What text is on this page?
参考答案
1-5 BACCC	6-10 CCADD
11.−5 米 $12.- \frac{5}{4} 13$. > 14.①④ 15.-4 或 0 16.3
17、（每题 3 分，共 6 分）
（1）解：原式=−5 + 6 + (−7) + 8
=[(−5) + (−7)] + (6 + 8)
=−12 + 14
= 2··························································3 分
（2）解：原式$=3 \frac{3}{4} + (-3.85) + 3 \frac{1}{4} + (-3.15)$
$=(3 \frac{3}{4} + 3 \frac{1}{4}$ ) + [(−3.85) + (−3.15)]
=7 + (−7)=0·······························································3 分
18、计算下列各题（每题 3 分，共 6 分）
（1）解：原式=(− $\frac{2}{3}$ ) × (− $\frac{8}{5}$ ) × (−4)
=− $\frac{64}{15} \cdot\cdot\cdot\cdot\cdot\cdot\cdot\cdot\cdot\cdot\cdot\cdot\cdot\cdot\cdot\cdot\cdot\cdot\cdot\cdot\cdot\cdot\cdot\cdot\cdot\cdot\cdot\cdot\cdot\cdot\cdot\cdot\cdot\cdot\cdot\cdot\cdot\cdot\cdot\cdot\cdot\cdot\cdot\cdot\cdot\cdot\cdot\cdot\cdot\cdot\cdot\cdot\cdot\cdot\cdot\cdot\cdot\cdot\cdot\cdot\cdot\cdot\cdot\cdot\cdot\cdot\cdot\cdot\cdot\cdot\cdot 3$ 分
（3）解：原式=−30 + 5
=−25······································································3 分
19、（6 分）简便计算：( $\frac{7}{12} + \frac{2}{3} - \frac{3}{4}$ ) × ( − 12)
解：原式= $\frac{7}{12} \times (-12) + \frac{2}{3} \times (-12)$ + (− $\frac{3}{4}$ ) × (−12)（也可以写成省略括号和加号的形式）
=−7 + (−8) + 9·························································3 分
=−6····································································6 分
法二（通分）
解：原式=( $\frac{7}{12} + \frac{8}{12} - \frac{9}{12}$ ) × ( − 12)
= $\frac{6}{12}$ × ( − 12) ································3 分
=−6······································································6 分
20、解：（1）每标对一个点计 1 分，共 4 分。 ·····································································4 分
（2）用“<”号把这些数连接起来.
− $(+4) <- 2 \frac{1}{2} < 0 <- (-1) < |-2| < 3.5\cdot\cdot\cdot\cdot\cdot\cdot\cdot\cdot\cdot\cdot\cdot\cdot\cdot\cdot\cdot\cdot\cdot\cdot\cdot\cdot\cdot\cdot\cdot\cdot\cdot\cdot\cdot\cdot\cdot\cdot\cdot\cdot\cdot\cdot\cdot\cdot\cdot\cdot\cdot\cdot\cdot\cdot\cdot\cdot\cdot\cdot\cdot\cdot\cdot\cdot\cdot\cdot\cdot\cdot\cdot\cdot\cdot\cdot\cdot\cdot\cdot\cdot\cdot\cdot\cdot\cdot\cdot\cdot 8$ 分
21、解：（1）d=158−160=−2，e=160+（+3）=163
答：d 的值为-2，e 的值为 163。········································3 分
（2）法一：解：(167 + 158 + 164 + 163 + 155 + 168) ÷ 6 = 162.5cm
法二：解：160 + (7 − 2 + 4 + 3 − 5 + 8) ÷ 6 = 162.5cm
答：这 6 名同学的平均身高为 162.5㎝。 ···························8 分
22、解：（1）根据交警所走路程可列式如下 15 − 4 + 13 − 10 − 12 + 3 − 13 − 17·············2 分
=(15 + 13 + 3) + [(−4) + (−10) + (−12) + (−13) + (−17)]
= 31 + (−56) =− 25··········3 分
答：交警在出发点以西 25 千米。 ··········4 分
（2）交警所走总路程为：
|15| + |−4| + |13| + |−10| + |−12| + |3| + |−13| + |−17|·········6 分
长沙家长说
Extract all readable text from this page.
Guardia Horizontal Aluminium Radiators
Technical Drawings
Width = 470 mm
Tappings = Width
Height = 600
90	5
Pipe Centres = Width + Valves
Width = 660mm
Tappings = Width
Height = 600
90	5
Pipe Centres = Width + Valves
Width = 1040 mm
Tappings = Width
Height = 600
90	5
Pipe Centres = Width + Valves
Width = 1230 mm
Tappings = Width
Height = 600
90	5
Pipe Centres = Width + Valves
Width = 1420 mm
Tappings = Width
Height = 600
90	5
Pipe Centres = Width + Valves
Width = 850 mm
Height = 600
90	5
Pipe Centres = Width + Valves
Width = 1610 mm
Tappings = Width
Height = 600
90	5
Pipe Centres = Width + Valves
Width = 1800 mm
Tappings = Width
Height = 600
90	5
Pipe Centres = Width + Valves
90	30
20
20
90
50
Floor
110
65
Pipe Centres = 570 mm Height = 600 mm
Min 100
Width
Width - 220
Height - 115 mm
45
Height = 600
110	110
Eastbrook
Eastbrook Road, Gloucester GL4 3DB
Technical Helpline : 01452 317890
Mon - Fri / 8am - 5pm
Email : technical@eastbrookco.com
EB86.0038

——

**Set exercise**
Exactly reproduce every line found in the records.

**Complete output**
What text is on this page?
参考答案
1-5 BACCC	6-10 CCADD
11.−5 米 $12.- \frac{5}{4} 13$. > 14.①④ 15.-4 或 0 16.3
17、（每题 3 分，共 6 分）
（1）解：原式=−5 + 6 + (−7) + 8
=[(−5) + (−7)] + (6 + 8)
=−12 + 14
= 2··························································3 分
（2）解：原式$=3 \frac{3}{4} + (-3.85) + 3 \frac{1}{4} + (-3.15)$
$=(3 \frac{3}{4} + 3 \frac{1}{4}$ ) + [(−3.85) + (−3.15)]
=7 + (−7)=0·······························································3 分
18、计算下列各题（每题 3 分，共 6 分）
（1）解：原式=(− $\frac{2}{3}$ ) × (− $\frac{8}{5}$ ) × (−4)
=− $\frac{64}{15} \cdot\cdot\cdot\cdot\cdot\cdot\cdot\cdot\cdot\cdot\cdot\cdot\cdot\cdot\cdot\cdot\cdot\cdot\cdot\cdot\cdot\cdot\cdot\cdot\cdot\cdot\cdot\cdot\cdot\cdot\cdot\cdot\cdot\cdot\cdot\cdot\cdot\cdot\cdot\cdot\cdot\cdot\cdot\cdot\cdot\cdot\cdot\cdot\cdot\cdot\cdot\cdot\cdot\cdot\cdot\cdot\cdot\cdot\cdot\cdot\cdot\cdot\cdot\cdot\cdot\cdot\cdot\cdot\cdot\cdot\cdot 3$ 分
（3）解：原式=−30 + 5
=−25······································································3 分
19、（6 分）简便计算：( $\frac{7}{12} + \frac{2}{3} - \frac{3}{4}$ ) × ( − 12)
解：原式= $\frac{7}{12} \times (-12) + \frac{2}{3} \times (-12)$ + (− $\frac{3}{4}$ ) × (−12)（也可以写成省略括号和加号的形式）
=−7 + (−8) + 9·························································3 分
=−6····································································6 分
法二（通分）
解：原式=( $\frac{7}{12} + \frac{8}{12} - \frac{9}{12}$ ) × ( − 12)
= $\frac{6}{12}$ × ( − 12) ································3 分
=−6······································································6 分
20、解：（1）每标对一个点计 1 分，共 4 分。 ·····································································4 分
（2）用“<”号把这些数连接起来.
− $(+4) <- 2 \frac{1}{2} < 0 <- (-1) < |-2| < 3.5\cdot\cdot\cdot\cdot\cdot\cdot\cdot\cdot\cdot\cdot\cdot\cdot\cdot\cdot\cdot\cdot\cdot\cdot\cdot\cdot\cdot\cdot\cdot\cdot\cdot\cdot\cdot\cdot\cdot\cdot\cdot\cdot\cdot\cdot\cdot\cdot\cdot\cdot\cdot\cdot\cdot\cdot\cdot\cdot\cdot\cdot\cdot\cdot\cdot\cdot\cdot\cdot\cdot\cdot\cdot\cdot\cdot\cdot\cdot\cdot\cdot\cdot\cdot\cdot\cdot\cdot\cdot\cdot 8$ 分
21、解：（1）d=158−160=−2，e=160+（+3）=163
答：d 的值为-2，e 的值为 163。········································3 分
（2）法一：解：(167 + 158 + 164 + 163 + 155 + 168) ÷ 6 = 162.5cm
法二：解：160 + (7 − 2 + 4 + 3 − 5 + 8) ÷ 6 = 162.5cm
答：这 6 名同学的平均身高为 162.5㎝。 ···························8 分
22、解：（1）根据交警所走路程可列式如下 15 − 4 + 13 − 10 − 12 + 3 − 13 − 17·············2 分
=(15 + 13 + 3) + [(−4) + (−10) + (−12) + (−13) + (−17)]
= 31 + (−56) =− 25··········3 分
答：交警在出发点以西 25 千米。 ··········4 分
（2）交警所走总路程为：
|15| + |−4| + |13| + |−10| + |−12| + |3| + |−13| + |−17|·········6 分
长沙家长说
Extract all readable text from this page.
Guardia Horizontal Aluminium Radiators
Technical Drawings
Width = 470 mm
Tappings = Width
Height = 600
90	5
Pipe Centres = Width + Valves
Width = 660mm
Tappings = Width
Height = 600
90	5
Pipe Centres = Width + Valves
Width = 1040 mm
Tappings = Width
Height = 600
90	5
Pipe Centres = Width + Valves
Width = 1230 mm
Tappings = Width
Height = 600
90	5
Pipe Centres = Width + Valves
Width = 1420 mm
Tappings = Width
Height = 600
90	5
Pipe Centres = Width + Valves
Width = 850 mm
Height = 600
90	5
Pipe Centres = Width + Valves
Width = 1610 mm
Tappings = Width
Height = 600
90	5
Pipe Centres = Width + Valves
Width = 1800 mm
Tappings = Width
Height = 600
90	5
Pipe Centres = Width + Valves
90	30
20
20
90
50
Floor
110
65
Pipe Centres = 570 mm Height = 600 mm
Min 100
Width
Width - 220
Height - 115 mm
45
Height = 600
110	110
Eastbrook
Eastbrook Road, Gloucester GL4 3DB
Technical Helpline : 01452 317890
Mon - Fri / 8am - 5pm
Email : technical@eastbrookco.com
EB86.0038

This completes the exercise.